::: PROVIDED RECORDS :::
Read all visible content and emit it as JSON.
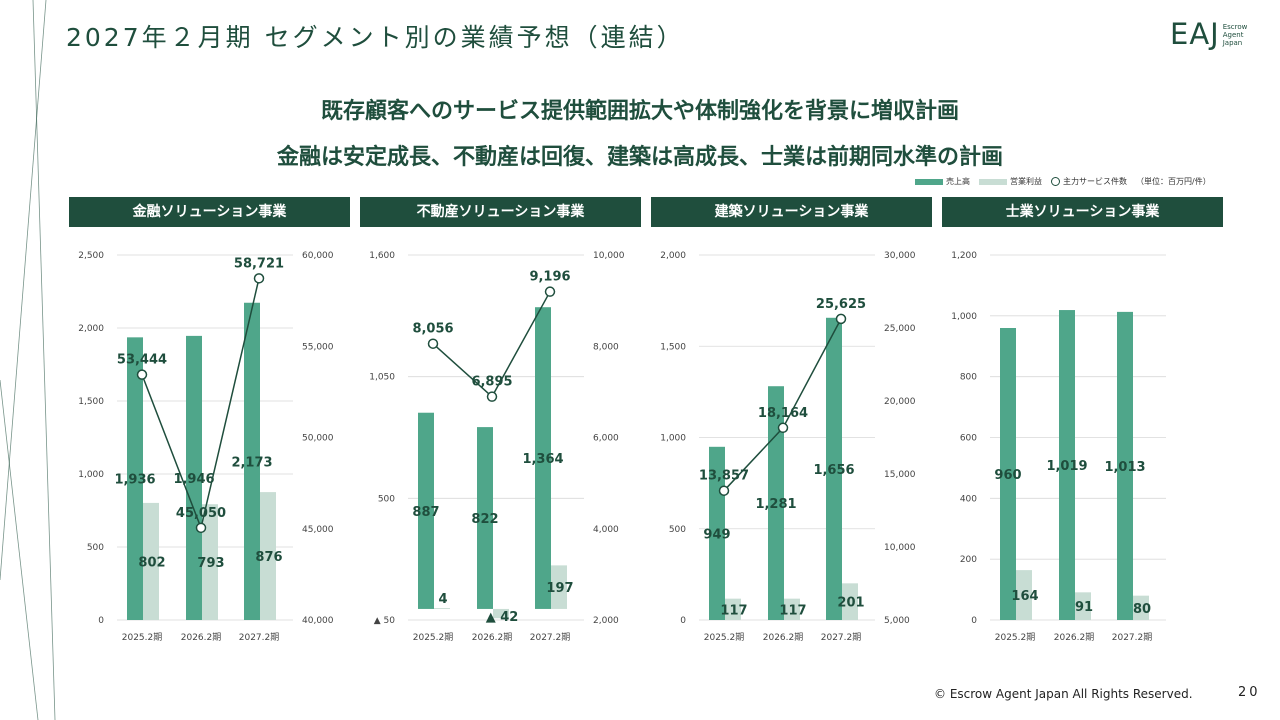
{
  "page": {
    "title": "2027年２月期 セグメント別の業績予想（連結）",
    "headline1": "既存顧客へのサービス提供範囲拡大や体制強化を背景に増収計画",
    "headline2": "金融は安定成長、不動産は回復、建築は高成長、士業は前期同水準の計画",
    "footer": "© Escrow Agent Japan All Rights Reserved.",
    "page_number": "20",
    "logo": {
      "mark": "EAJ",
      "line1": "Escrow",
      "line2": "Agent",
      "line3": "Japan"
    }
  },
  "legend": {
    "sales": "売上高",
    "op": "営業利益",
    "count": "主力サービス件数",
    "unit": "（単位：百万円/件）"
  },
  "colors": {
    "sales": "#4fa68a",
    "op": "#c8ddd4",
    "line": "#1f4e3d",
    "header": "#1f4e3d",
    "label": "#1f4e3d"
  },
  "chart_data": [
    {
      "type": "bar",
      "title": "金融ソリューション事業",
      "categories": [
        "2025.2期",
        "2026.2期",
        "2027.2期"
      ],
      "series": [
        {
          "name": "売上高",
          "values": [
            1936,
            1946,
            2173
          ],
          "labels": [
            "1,936",
            "1,946",
            "2,173"
          ]
        },
        {
          "name": "営業利益",
          "values": [
            802,
            793,
            876
          ],
          "labels": [
            "802",
            "793",
            "876"
          ]
        },
        {
          "name": "主力サービス件数",
          "axis": "right",
          "values": [
            53444,
            45050,
            58721
          ],
          "labels": [
            "53,444",
            "45,050",
            "58,721"
          ]
        }
      ],
      "ylim": [
        0,
        2500
      ],
      "yticks": [
        "0",
        "500",
        "1,000",
        "1,500",
        "2,000",
        "2,500"
      ],
      "y2lim": [
        40000,
        60000
      ],
      "y2ticks": [
        "40,000",
        "45,000",
        "50,000",
        "55,000",
        "60,000"
      ]
    },
    {
      "type": "bar",
      "title": "不動産ソリューション事業",
      "categories": [
        "2025.2期",
        "2026.2期",
        "2027.2期"
      ],
      "series": [
        {
          "name": "売上高",
          "values": [
            887,
            822,
            1364
          ],
          "labels": [
            "887",
            "822",
            "1,364"
          ]
        },
        {
          "name": "営業利益",
          "values": [
            4,
            -42,
            197
          ],
          "labels": [
            "4",
            "▲ 42",
            "197"
          ]
        },
        {
          "name": "主力サービス件数",
          "axis": "right",
          "values": [
            8056,
            6895,
            9196
          ],
          "labels": [
            "8,056",
            "6,895",
            "9,196"
          ]
        }
      ],
      "ylim": [
        -50,
        1600
      ],
      "yticks": [
        "▲ 50",
        "500",
        "1,050",
        "1,600"
      ],
      "y2lim": [
        2000,
        10000
      ],
      "y2ticks": [
        "2,000",
        "4,000",
        "6,000",
        "8,000",
        "10,000"
      ]
    },
    {
      "type": "bar",
      "title": "建築ソリューション事業",
      "categories": [
        "2025.2期",
        "2026.2期",
        "2027.2期"
      ],
      "series": [
        {
          "name": "売上高",
          "values": [
            949,
            1281,
            1656
          ],
          "labels": [
            "949",
            "1,281",
            "1,656"
          ]
        },
        {
          "name": "営業利益",
          "values": [
            117,
            117,
            201
          ],
          "labels": [
            "117",
            "117",
            "201"
          ]
        },
        {
          "name": "主力サービス件数",
          "axis": "right",
          "values": [
            13857,
            18164,
            25625
          ],
          "labels": [
            "13,857",
            "18,164",
            "25,625"
          ]
        }
      ],
      "ylim": [
        0,
        2000
      ],
      "yticks": [
        "0",
        "500",
        "1,000",
        "1,500",
        "2,000"
      ],
      "y2lim": [
        5000,
        30000
      ],
      "y2ticks": [
        "5,000",
        "10,000",
        "15,000",
        "20,000",
        "25,000",
        "30,000"
      ]
    },
    {
      "type": "bar",
      "title": "士業ソリューション事業",
      "categories": [
        "2025.2期",
        "2026.2期",
        "2027.2期"
      ],
      "series": [
        {
          "name": "売上高",
          "values": [
            960,
            1019,
            1013
          ],
          "labels": [
            "960",
            "1,019",
            "1,013"
          ]
        },
        {
          "name": "営業利益",
          "values": [
            164,
            91,
            80
          ],
          "labels": [
            "164",
            "91",
            "80"
          ]
        }
      ],
      "ylim": [
        0,
        1200
      ],
      "yticks": [
        "0",
        "200",
        "400",
        "600",
        "800",
        "1,000",
        "1,200"
      ]
    }
  ]
}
:::
▶ SET EXERCISE
Pictures stay out; reproduce every line of the records exactly.

▶ ANSWER
Read all visible content and emit it as JSON.
{
  "page": {
    "title": "2027年２月期 セグメント別の業績予想（連結）",
    "headline1": "既存顧客へのサービス提供範囲拡大や体制強化を背景に増収計画",
    "headline2": "金融は安定成長、不動産は回復、建築は高成長、士業は前期同水準の計画",
    "footer": "© Escrow Agent Japan All Rights Reserved.",
    "page_number": "20",
    "logo": {
      "mark": "EAJ",
      "line1": "Escrow",
      "line2": "Agent",
      "line3": "Japan"
    }
  },
  "legend": {
    "sales": "売上高",
    "op": "営業利益",
    "count": "主力サービス件数",
    "unit": "（単位：百万円/件）"
  },
  "colors": {
    "sales": "#4fa68a",
    "op": "#c8ddd4",
    "line": "#1f4e3d",
    "header": "#1f4e3d",
    "label": "#1f4e3d"
  },
  "chart_data": [
    {
      "type": "bar",
      "title": "金融ソリューション事業",
      "categories": [
        "2025.2期",
        "2026.2期",
        "2027.2期"
      ],
      "series": [
        {
          "name": "売上高",
          "values": [
            1936,
            1946,
            2173
          ],
          "labels": [
            "1,936",
            "1,946",
            "2,173"
          ]
        },
        {
          "name": "営業利益",
          "values": [
            802,
            793,
            876
          ],
          "labels": [
            "802",
            "793",
            "876"
          ]
        },
        {
          "name": "主力サービス件数",
          "axis": "right",
          "values": [
            53444,
            45050,
            58721
          ],
          "labels": [
            "53,444",
            "45,050",
            "58,721"
          ]
        }
      ],
      "ylim": [
        0,
        2500
      ],
      "yticks": [
        "0",
        "500",
        "1,000",
        "1,500",
        "2,000",
        "2,500"
      ],
      "y2lim": [
        40000,
        60000
      ],
      "y2ticks": [
        "40,000",
        "45,000",
        "50,000",
        "55,000",
        "60,000"
      ]
    },
    {
      "type": "bar",
      "title": "不動産ソリューション事業",
      "categories": [
        "2025.2期",
        "2026.2期",
        "2027.2期"
      ],
      "series": [
        {
          "name": "売上高",
          "values": [
            887,
            822,
            1364
          ],
          "labels": [
            "887",
            "822",
            "1,364"
          ]
        },
        {
          "name": "営業利益",
          "values": [
            4,
            -42,
            197
          ],
          "labels": [
            "4",
            "▲ 42",
            "197"
          ]
        },
        {
          "name": "主力サービス件数",
          "axis": "right",
          "values": [
            8056,
            6895,
            9196
          ],
          "labels": [
            "8,056",
            "6,895",
            "9,196"
          ]
        }
      ],
      "ylim": [
        -50,
        1600
      ],
      "yticks": [
        "▲ 50",
        "500",
        "1,050",
        "1,600"
      ],
      "y2lim": [
        2000,
        10000
      ],
      "y2ticks": [
        "2,000",
        "4,000",
        "6,000",
        "8,000",
        "10,000"
      ]
    },
    {
      "type": "bar",
      "title": "建築ソリューション事業",
      "categories": [
        "2025.2期",
        "2026.2期",
        "2027.2期"
      ],
      "series": [
        {
          "name": "売上高",
          "values": [
            949,
            1281,
            1656
          ],
          "labels": [
            "949",
            "1,281",
            "1,656"
          ]
        },
        {
          "name": "営業利益",
          "values": [
            117,
            117,
            201
          ],
          "labels": [
            "117",
            "117",
            "201"
          ]
        },
        {
          "name": "主力サービス件数",
          "axis": "right",
          "values": [
            13857,
            18164,
            25625
          ],
          "labels": [
            "13,857",
            "18,164",
            "25,625"
          ]
        }
      ],
      "ylim": [
        0,
        2000
      ],
      "yticks": [
        "0",
        "500",
        "1,000",
        "1,500",
        "2,000"
      ],
      "y2lim": [
        5000,
        30000
      ],
      "y2ticks": [
        "5,000",
        "10,000",
        "15,000",
        "20,000",
        "25,000",
        "30,000"
      ]
    },
    {
      "type": "bar",
      "title": "士業ソリューション事業",
      "categories": [
        "2025.2期",
        "2026.2期",
        "2027.2期"
      ],
      "series": [
        {
          "name": "売上高",
          "values": [
            960,
            1019,
            1013
          ],
          "labels": [
            "960",
            "1,019",
            "1,013"
          ]
        },
        {
          "name": "営業利益",
          "values": [
            164,
            91,
            80
          ],
          "labels": [
            "164",
            "91",
            "80"
          ]
        }
      ],
      "ylim": [
        0,
        1200
      ],
      "yticks": [
        "0",
        "200",
        "400",
        "600",
        "800",
        "1,000",
        "1,200"
      ]
    }
  ]
}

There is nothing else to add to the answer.